Written request
Search the records for the word "Overnachtingen" and pick out every line that has it.

Information provided
↓↓↓

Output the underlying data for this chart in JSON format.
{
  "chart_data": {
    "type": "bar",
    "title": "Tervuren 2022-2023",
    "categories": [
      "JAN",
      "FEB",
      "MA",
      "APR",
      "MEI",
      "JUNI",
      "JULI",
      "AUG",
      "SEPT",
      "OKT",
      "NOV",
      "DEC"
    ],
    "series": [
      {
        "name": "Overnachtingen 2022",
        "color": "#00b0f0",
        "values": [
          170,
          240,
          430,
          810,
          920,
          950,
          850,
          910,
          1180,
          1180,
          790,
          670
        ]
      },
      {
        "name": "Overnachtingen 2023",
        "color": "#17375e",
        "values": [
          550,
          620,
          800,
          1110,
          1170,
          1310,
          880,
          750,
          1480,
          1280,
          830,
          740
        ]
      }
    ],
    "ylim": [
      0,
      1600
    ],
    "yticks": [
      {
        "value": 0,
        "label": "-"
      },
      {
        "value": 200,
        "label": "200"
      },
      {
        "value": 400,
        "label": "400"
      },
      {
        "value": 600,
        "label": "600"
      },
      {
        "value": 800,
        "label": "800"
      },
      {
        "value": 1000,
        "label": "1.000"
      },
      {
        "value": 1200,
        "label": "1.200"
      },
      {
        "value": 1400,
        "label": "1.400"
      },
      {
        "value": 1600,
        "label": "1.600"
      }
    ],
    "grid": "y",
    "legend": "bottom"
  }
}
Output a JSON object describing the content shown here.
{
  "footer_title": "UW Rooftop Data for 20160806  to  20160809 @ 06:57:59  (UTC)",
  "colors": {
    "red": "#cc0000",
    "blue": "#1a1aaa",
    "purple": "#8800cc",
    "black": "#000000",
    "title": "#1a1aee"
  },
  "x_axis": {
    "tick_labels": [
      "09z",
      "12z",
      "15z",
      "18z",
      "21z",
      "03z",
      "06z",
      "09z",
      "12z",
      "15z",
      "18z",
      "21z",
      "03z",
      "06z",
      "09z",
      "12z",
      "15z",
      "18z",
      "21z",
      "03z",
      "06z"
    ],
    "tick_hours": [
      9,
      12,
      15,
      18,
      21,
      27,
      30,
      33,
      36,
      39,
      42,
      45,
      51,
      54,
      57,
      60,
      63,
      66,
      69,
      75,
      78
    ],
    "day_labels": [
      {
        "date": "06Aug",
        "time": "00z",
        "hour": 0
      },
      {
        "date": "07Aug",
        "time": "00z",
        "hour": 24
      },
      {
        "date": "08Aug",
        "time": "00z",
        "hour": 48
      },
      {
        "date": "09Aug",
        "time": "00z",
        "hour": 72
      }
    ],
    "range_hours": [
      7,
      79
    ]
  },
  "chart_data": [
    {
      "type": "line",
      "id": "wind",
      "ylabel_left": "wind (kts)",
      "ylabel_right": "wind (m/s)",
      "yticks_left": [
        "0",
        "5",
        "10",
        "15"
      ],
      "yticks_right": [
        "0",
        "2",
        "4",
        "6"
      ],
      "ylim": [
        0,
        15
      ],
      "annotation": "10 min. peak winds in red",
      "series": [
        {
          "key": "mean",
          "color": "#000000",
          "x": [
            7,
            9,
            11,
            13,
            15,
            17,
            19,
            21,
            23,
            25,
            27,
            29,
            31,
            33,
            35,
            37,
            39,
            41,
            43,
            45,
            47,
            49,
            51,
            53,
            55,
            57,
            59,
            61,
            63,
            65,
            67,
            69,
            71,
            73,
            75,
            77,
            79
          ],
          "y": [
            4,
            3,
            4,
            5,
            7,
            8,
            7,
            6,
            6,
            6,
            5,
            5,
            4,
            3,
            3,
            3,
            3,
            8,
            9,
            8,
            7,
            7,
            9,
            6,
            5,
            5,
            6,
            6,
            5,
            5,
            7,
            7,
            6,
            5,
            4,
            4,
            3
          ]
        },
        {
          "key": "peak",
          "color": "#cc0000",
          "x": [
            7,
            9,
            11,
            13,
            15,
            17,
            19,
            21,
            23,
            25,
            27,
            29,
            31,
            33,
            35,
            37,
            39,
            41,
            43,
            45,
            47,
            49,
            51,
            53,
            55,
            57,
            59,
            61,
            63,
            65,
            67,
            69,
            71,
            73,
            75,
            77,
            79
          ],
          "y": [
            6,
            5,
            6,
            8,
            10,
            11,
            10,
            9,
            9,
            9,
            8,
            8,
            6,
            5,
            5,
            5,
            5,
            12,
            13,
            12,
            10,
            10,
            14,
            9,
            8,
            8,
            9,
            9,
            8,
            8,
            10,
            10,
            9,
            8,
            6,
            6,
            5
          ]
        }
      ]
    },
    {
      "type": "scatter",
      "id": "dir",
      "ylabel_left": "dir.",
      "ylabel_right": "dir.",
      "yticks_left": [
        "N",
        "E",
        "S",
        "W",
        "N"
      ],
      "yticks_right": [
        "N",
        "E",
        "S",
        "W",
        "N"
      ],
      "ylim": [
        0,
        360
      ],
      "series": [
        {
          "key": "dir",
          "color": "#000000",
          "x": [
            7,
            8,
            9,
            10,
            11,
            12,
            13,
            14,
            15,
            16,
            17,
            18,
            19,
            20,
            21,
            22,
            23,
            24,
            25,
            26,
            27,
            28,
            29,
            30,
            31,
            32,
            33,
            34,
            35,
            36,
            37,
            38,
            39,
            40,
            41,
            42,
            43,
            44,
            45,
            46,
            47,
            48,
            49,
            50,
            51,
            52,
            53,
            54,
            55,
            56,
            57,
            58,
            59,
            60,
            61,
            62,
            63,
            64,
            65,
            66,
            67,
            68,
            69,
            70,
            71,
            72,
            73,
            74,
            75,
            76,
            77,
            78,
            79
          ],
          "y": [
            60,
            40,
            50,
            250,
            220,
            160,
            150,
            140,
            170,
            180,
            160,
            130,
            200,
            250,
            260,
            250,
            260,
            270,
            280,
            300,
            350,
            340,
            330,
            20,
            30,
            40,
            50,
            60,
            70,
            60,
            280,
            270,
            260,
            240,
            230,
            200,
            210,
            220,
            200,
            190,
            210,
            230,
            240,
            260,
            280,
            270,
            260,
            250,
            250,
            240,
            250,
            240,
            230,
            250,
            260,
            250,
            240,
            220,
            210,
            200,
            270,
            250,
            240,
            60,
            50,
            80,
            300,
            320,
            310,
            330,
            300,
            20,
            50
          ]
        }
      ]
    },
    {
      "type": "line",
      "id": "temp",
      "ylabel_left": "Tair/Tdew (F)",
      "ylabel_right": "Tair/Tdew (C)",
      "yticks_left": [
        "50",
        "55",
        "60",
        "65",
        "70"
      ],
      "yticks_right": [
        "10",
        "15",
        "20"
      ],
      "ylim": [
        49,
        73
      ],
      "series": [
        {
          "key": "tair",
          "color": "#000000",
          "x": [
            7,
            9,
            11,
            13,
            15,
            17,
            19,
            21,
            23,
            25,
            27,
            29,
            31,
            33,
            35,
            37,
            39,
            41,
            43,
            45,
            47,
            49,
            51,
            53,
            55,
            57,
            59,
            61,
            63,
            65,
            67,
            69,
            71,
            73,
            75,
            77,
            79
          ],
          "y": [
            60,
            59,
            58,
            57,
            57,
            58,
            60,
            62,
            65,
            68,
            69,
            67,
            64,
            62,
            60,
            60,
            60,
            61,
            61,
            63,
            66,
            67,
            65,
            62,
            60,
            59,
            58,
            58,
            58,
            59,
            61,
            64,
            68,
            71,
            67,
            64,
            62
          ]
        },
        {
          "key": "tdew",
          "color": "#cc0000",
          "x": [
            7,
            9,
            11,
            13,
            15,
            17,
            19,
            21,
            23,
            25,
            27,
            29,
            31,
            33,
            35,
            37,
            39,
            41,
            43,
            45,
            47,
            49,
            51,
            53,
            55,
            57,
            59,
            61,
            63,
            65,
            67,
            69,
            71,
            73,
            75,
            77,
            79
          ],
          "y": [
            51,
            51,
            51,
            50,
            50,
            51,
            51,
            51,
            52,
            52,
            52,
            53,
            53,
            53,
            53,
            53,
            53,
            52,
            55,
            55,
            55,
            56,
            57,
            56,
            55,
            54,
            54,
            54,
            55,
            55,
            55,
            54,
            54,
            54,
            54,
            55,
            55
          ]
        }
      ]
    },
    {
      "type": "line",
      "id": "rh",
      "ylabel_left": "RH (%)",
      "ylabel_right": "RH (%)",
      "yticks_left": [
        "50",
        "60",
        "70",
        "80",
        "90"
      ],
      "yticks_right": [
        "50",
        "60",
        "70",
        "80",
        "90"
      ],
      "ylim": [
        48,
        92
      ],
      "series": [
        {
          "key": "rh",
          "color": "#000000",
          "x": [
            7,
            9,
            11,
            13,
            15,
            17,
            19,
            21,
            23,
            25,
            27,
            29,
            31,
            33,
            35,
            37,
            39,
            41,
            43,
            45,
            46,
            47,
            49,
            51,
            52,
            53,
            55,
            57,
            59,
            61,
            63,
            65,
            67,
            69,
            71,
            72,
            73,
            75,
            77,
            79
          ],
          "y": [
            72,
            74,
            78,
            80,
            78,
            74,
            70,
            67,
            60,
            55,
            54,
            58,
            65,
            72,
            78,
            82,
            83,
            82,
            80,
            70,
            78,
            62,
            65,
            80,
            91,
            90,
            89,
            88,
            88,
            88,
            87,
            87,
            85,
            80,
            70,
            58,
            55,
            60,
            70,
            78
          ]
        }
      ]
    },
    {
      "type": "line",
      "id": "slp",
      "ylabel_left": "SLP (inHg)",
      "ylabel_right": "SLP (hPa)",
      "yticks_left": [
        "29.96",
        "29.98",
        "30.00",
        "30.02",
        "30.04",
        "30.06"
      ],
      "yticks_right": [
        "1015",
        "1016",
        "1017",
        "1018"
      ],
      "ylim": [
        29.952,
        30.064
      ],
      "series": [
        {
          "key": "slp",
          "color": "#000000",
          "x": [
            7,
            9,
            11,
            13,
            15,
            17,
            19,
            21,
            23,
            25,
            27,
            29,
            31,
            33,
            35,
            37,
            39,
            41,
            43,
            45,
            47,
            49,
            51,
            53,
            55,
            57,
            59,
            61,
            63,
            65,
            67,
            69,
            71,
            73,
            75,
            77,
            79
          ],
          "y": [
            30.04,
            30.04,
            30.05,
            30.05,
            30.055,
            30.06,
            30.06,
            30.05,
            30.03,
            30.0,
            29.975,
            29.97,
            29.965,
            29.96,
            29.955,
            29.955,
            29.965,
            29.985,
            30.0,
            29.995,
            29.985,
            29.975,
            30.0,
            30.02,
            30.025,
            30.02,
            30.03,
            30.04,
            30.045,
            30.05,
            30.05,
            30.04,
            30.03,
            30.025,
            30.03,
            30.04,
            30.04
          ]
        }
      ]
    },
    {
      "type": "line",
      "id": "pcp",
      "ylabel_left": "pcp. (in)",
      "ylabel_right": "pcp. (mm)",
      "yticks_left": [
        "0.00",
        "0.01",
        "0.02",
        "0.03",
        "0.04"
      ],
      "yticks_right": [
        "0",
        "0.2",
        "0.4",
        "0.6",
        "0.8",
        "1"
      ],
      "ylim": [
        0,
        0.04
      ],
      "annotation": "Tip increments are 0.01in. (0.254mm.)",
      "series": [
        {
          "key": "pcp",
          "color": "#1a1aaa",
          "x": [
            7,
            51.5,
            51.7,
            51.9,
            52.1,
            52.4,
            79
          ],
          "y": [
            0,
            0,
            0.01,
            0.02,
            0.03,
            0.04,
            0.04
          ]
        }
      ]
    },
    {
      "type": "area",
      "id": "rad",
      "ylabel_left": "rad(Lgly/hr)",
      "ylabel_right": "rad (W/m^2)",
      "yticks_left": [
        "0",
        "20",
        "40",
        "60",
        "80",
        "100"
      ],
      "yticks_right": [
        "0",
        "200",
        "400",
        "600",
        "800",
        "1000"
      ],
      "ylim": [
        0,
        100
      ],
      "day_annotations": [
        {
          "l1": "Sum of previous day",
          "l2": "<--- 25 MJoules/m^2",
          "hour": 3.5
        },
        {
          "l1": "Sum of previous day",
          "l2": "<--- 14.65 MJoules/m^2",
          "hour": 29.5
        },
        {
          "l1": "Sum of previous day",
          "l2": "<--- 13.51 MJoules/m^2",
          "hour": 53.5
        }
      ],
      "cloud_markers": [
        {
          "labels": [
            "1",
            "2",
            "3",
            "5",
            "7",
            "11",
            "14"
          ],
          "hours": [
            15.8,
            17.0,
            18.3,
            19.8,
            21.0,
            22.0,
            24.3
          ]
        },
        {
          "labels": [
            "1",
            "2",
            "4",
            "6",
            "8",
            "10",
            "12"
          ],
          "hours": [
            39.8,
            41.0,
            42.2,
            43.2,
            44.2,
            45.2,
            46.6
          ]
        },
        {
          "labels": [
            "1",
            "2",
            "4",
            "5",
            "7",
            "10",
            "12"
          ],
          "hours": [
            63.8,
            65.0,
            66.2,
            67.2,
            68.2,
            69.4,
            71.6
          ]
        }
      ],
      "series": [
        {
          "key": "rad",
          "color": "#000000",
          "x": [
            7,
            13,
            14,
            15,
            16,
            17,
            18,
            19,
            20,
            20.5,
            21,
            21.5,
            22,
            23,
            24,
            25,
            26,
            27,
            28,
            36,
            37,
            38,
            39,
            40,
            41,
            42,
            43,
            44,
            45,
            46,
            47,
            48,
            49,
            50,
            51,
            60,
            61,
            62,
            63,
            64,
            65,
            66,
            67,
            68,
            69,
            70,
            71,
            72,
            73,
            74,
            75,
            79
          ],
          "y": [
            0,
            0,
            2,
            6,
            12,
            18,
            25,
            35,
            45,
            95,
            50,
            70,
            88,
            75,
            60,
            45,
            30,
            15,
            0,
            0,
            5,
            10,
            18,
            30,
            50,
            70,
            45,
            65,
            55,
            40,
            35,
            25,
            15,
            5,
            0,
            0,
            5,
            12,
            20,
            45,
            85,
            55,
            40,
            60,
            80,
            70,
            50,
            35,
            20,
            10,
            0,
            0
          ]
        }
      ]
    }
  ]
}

↑↑↑

The response
        "name": "Overnachtingen 2022",
        "name": "Overnachtingen 2023",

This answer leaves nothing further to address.